Entries provided:
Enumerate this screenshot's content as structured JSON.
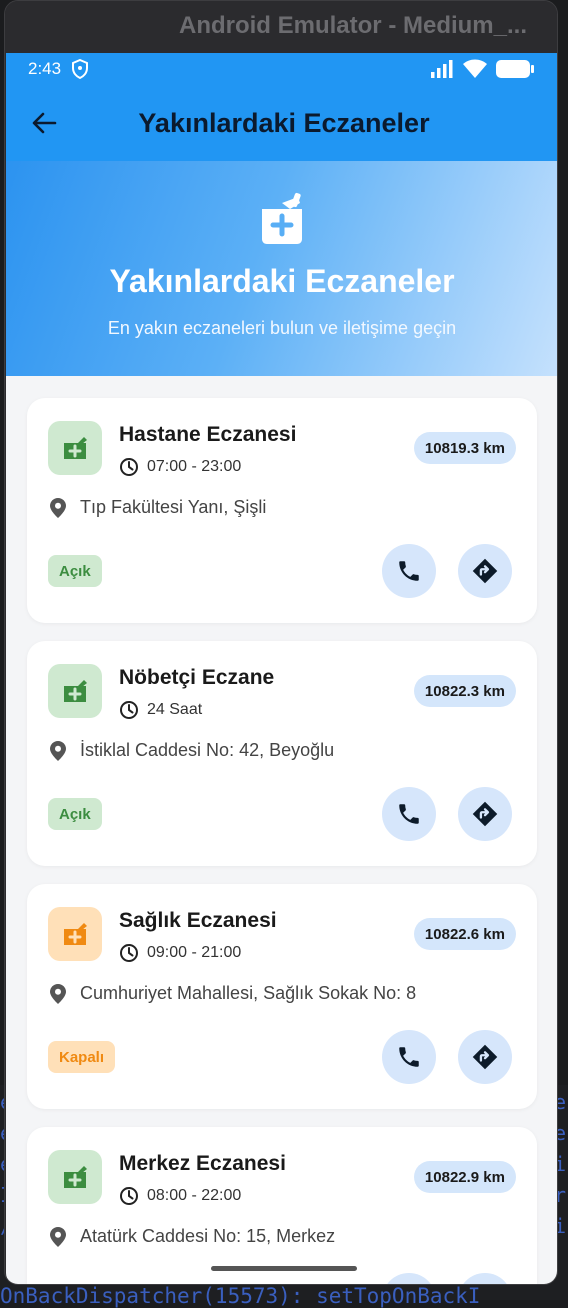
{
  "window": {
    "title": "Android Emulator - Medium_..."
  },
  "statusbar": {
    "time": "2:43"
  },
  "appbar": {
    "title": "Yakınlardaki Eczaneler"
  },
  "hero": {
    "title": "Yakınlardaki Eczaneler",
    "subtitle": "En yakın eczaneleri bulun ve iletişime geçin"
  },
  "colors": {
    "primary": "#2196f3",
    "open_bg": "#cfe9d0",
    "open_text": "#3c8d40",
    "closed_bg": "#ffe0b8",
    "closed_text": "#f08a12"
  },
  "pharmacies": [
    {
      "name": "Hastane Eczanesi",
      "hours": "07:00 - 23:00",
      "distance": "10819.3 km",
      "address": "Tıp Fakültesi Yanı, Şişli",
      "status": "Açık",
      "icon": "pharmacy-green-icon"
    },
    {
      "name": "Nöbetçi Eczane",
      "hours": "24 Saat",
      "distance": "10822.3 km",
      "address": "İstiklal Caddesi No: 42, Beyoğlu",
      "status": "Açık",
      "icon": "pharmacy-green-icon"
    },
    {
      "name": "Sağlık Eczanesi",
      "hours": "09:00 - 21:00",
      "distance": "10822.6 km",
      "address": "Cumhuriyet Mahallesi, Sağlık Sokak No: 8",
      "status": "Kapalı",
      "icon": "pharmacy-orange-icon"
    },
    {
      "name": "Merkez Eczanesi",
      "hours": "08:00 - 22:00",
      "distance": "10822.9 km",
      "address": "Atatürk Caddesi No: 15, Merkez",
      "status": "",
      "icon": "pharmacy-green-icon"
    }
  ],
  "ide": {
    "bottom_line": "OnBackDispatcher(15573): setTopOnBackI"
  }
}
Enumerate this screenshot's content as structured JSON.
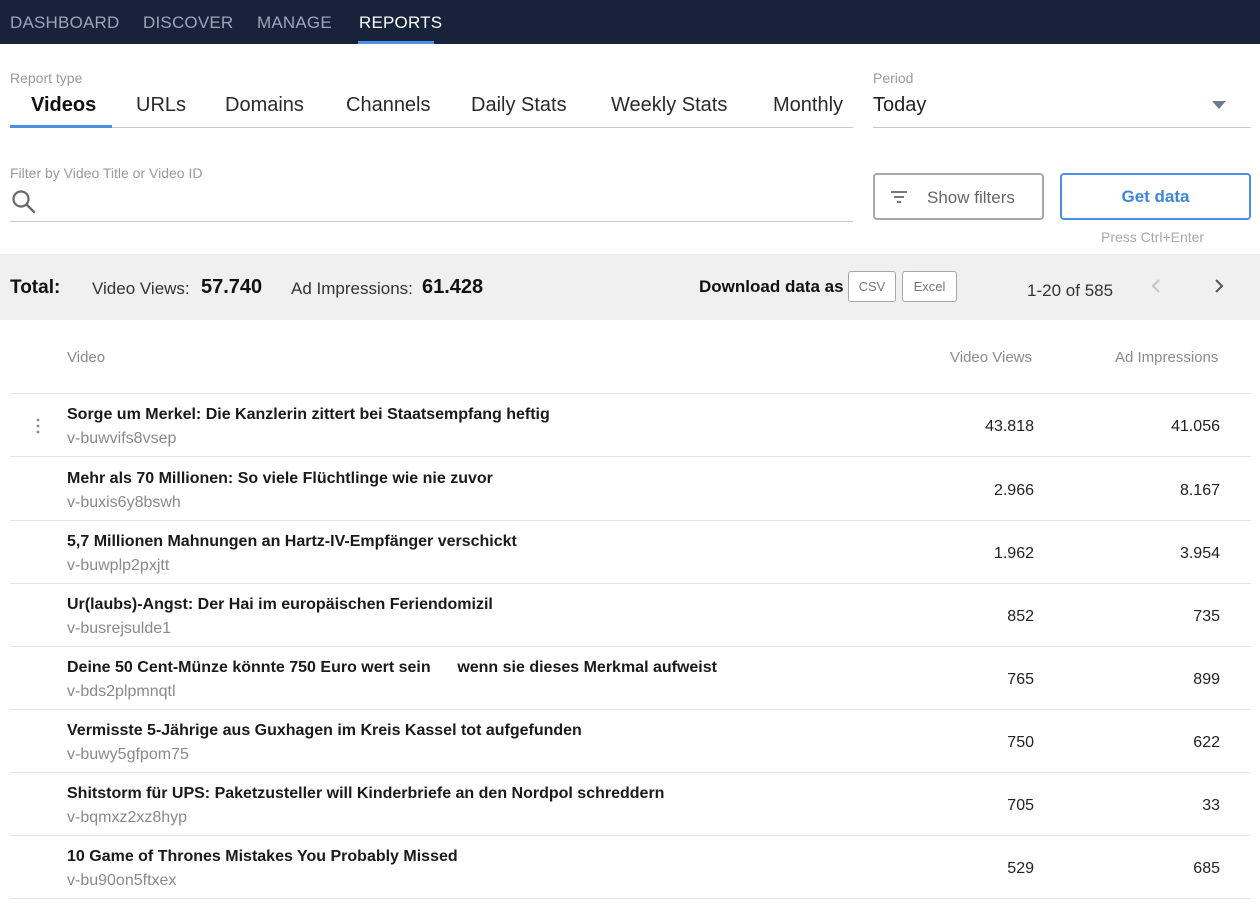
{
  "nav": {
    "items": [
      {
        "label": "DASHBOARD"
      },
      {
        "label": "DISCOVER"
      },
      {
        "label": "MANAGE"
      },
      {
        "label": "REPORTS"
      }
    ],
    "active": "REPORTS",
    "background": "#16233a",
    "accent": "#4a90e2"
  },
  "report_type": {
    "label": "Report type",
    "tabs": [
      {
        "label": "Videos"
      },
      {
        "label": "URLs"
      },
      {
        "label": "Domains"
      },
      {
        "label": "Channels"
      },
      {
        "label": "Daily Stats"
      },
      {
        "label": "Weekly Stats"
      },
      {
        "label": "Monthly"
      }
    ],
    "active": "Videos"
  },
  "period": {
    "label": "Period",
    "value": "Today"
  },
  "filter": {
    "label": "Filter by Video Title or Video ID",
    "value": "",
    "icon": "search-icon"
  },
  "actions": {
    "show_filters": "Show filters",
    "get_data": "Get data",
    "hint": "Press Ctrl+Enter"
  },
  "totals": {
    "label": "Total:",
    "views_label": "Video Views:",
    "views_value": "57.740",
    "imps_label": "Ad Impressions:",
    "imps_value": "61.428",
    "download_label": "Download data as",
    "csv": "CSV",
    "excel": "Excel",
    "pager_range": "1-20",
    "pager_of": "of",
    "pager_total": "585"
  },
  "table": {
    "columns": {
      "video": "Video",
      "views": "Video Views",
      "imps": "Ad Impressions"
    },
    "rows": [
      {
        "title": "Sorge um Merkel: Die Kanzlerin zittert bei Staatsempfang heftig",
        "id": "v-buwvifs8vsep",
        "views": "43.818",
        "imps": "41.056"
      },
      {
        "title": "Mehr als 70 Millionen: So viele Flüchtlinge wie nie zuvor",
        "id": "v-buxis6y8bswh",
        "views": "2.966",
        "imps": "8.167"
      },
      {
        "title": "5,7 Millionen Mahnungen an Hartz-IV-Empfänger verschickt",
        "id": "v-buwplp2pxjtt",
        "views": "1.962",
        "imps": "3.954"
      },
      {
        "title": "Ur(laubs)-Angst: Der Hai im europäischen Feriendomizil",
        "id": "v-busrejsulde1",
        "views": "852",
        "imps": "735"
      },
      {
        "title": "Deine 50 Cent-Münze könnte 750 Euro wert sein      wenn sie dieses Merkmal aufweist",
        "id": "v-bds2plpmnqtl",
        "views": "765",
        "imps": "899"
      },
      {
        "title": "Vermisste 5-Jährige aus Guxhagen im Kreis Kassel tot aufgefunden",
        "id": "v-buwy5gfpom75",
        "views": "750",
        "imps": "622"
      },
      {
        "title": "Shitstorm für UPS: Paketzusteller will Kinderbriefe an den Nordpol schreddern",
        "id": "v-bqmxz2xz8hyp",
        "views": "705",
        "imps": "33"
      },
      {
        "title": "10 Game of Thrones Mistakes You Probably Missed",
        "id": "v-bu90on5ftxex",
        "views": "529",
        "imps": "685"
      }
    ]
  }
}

==

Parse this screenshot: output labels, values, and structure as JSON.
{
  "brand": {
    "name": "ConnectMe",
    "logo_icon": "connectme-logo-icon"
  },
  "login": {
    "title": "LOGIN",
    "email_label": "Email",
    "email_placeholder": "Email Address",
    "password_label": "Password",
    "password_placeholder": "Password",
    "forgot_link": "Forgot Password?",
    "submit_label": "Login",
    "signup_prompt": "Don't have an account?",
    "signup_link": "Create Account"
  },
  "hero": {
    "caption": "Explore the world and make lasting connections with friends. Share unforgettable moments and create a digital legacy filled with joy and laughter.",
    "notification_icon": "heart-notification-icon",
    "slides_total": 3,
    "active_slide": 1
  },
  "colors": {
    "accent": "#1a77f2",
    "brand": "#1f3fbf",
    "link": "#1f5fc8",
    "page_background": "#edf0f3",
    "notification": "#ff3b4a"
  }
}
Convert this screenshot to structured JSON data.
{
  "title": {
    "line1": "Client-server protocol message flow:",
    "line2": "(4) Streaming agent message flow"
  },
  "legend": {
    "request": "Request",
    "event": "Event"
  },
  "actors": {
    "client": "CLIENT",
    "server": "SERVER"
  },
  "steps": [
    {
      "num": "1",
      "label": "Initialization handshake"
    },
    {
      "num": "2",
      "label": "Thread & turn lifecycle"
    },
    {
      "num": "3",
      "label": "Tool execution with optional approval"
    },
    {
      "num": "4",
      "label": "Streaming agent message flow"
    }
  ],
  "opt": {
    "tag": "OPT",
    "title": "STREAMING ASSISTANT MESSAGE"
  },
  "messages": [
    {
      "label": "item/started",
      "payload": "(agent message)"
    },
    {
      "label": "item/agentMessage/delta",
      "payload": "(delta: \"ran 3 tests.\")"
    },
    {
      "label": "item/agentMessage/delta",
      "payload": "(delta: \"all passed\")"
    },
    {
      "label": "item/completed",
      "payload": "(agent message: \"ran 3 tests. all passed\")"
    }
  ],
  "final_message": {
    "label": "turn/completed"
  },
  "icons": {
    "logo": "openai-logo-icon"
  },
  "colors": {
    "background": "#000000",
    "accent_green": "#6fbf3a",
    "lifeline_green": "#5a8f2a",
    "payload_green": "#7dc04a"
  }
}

Directions for this task:
Say how many lines in the listing above include "Stats". Give nothing but the number.

Task answer:
2